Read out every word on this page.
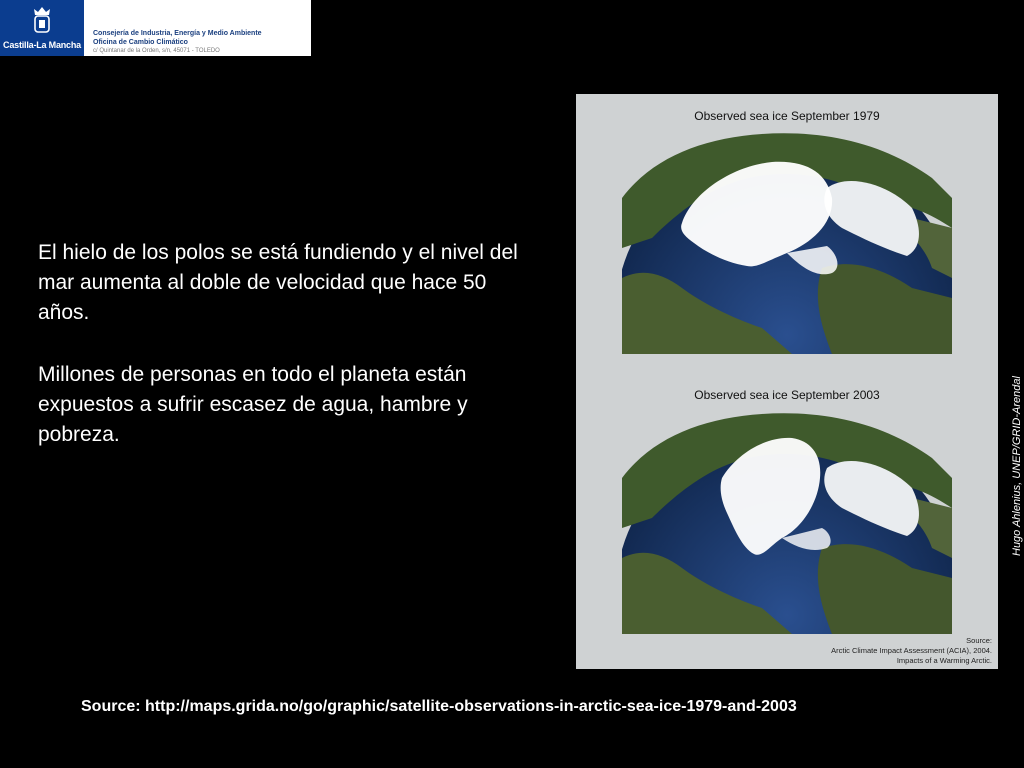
Castilla-La Mancha
Consejería de Industria, Energía y Medio Ambiente
Oficina de Cambio Climático
c/ Quintanar de la Orden, s/n, 45071 - TOLEDO

El hielo de los polos se está fundiendo y el nivel del mar aumenta al doble de velocidad que hace 50 años.

Millones de personas en todo el planeta están expuestos a sufrir escasez de agua, hambre y pobreza.

Observed sea ice September 1979
Observed sea ice September 2003
Source:
Arctic Climate Impact Assessment (ACIA), 2004.
Impacts of a Warming Arctic.
Hugo Ahlenius, UNEP/GRID-Arendal
Source: http://maps.grida.no/go/graphic/satellite-observations-in-arctic-sea-ice-1979-and-2003
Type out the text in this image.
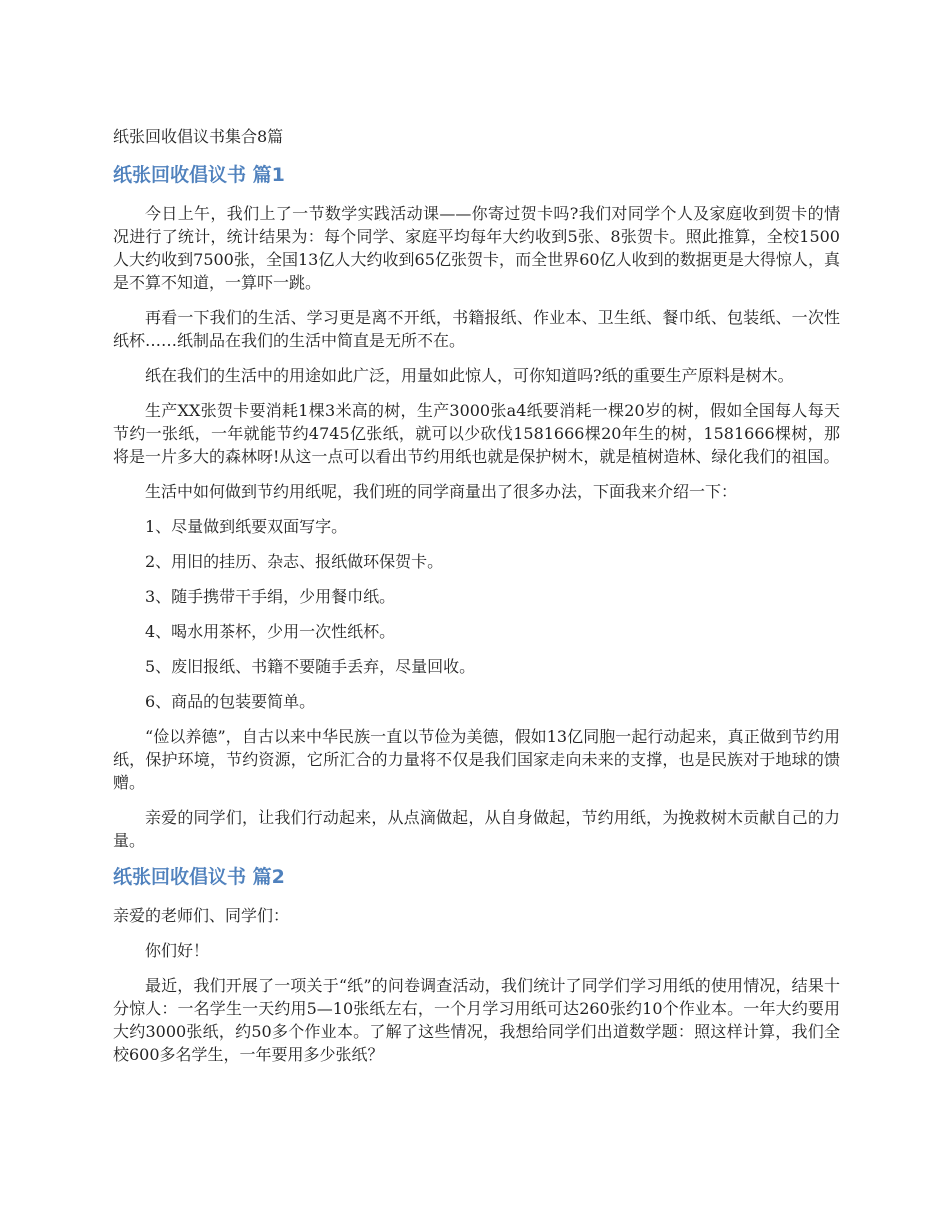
纸张回收倡议书集合8篇
纸张回收倡议书 篇1

今日上午，我们上了一节数学实践活动课——你寄过贺卡吗?我们对同学个人及家庭收到贺卡的情况进行了统计，统计结果为：每个同学、家庭平均每年大约收到5张、8张贺卡。照此推算，全校1500人大约收到7500张，全国13亿人大约收到65亿张贺卡，而全世界60亿人收到的数据更是大得惊人，真是不算不知道，一算吓一跳。

再看一下我们的生活、学习更是离不开纸，书籍报纸、作业本、卫生纸、餐巾纸、包装纸、一次性纸杯……纸制品在我们的生活中简直是无所不在。

纸在我们的生活中的用途如此广泛，用量如此惊人，可你知道吗?纸的重要生产原料是树木。

生产XX张贺卡要消耗1棵3米高的树，生产3000张a4纸要消耗一棵20岁的树，假如全国每人每天节约一张纸，一年就能节约4745亿张纸，就可以少砍伐1581666棵20年生的树，1581666棵树，那将是一片多大的森林呀!从这一点可以看出节约用纸也就是保护树木，就是植树造林、绿化我们的祖国。

生活中如何做到节约用纸呢，我们班的同学商量出了很多办法，下面我来介绍一下：

1、尽量做到纸要双面写字。

2、用旧的挂历、杂志、报纸做环保贺卡。

3、随手携带干手绢，少用餐巾纸。

4、喝水用茶杯，少用一次性纸杯。

5、废旧报纸、书籍不要随手丢弃，尽量回收。

6、商品的包装要简单。

“俭以养德”，自古以来中华民族一直以节俭为美德，假如13亿同胞一起行动起来，真正做到节约用纸，保护环境，节约资源，它所汇合的力量将不仅是我们国家走向未来的支撑，也是民族对于地球的馈赠。

亲爱的同学们，让我们行动起来，从点滴做起，从自身做起，节约用纸，为挽救树木贡献自己的力量。

纸张回收倡议书 篇2

亲爱的老师们、同学们：

你们好！

最近，我们开展了一项关于“纸”的问卷调查活动，我们统计了同学们学习用纸的使用情况，结果十分惊人：一名学生一天约用5—10张纸左右，一个月学习用纸可达260张约10个作业本。一年大约要用大约3000张纸，约50多个作业本。了解了这些情况，我想给同学们出道数学题：照这样计算，我们全校600多名学生，一年要用多少张纸？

Exercise details |
All the records need to be repeated exactly, with the images dropped.

Response to this exercise |
Read out every word on this page.
Castilla-La Mancha
Consejería de Industria, Energía y Medio Ambiente
Oficina de Cambio Climático
c/ Quintanar de la Orden, s/n, 45071 - TOLEDO

El hielo de los polos se está fundiendo y el nivel del mar aumenta al doble de velocidad que hace 50 años.

Millones de personas en todo el planeta están expuestos a sufrir escasez de agua, hambre y pobreza.

Observed sea ice September 1979
Observed sea ice September 2003
Source:
Arctic Climate Impact Assessment (ACIA), 2004.
Impacts of a Warming Arctic.
Hugo Ahlenius, UNEP/GRID-Arendal
Source: http://maps.grida.no/go/graphic/satellite-observations-in-arctic-sea-ice-1979-and-2003
Type out the text in this image.
纸张回收倡议书集合8篇
纸张回收倡议书 篇1

今日上午，我们上了一节数学实践活动课——你寄过贺卡吗?我们对同学个人及家庭收到贺卡的情况进行了统计，统计结果为：每个同学、家庭平均每年大约收到5张、8张贺卡。照此推算，全校1500人大约收到7500张，全国13亿人大约收到65亿张贺卡，而全世界60亿人收到的数据更是大得惊人，真是不算不知道，一算吓一跳。

再看一下我们的生活、学习更是离不开纸，书籍报纸、作业本、卫生纸、餐巾纸、包装纸、一次性纸杯……纸制品在我们的生活中简直是无所不在。

纸在我们的生活中的用途如此广泛，用量如此惊人，可你知道吗?纸的重要生产原料是树木。

生产XX张贺卡要消耗1棵3米高的树，生产3000张a4纸要消耗一棵20岁的树，假如全国每人每天节约一张纸，一年就能节约4745亿张纸，就可以少砍伐1581666棵20年生的树，1581666棵树，那将是一片多大的森林呀!从这一点可以看出节约用纸也就是保护树木，就是植树造林、绿化我们的祖国。

生活中如何做到节约用纸呢，我们班的同学商量出了很多办法，下面我来介绍一下：

1、尽量做到纸要双面写字。

2、用旧的挂历、杂志、报纸做环保贺卡。

3、随手携带干手绢，少用餐巾纸。

4、喝水用茶杯，少用一次性纸杯。

5、废旧报纸、书籍不要随手丢弃，尽量回收。

6、商品的包装要简单。

“俭以养德”，自古以来中华民族一直以节俭为美德，假如13亿同胞一起行动起来，真正做到节约用纸，保护环境，节约资源，它所汇合的力量将不仅是我们国家走向未来的支撑，也是民族对于地球的馈赠。

亲爱的同学们，让我们行动起来，从点滴做起，从自身做起，节约用纸，为挽救树木贡献自己的力量。

纸张回收倡议书 篇2

亲爱的老师们、同学们：

你们好！

最近，我们开展了一项关于“纸”的问卷调查活动，我们统计了同学们学习用纸的使用情况，结果十分惊人：一名学生一天约用5—10张纸左右，一个月学习用纸可达260张约10个作业本。一年大约要用大约3000张纸，约50多个作业本。了解了这些情况，我想给同学们出道数学题：照这样计算，我们全校600多名学生，一年要用多少张纸？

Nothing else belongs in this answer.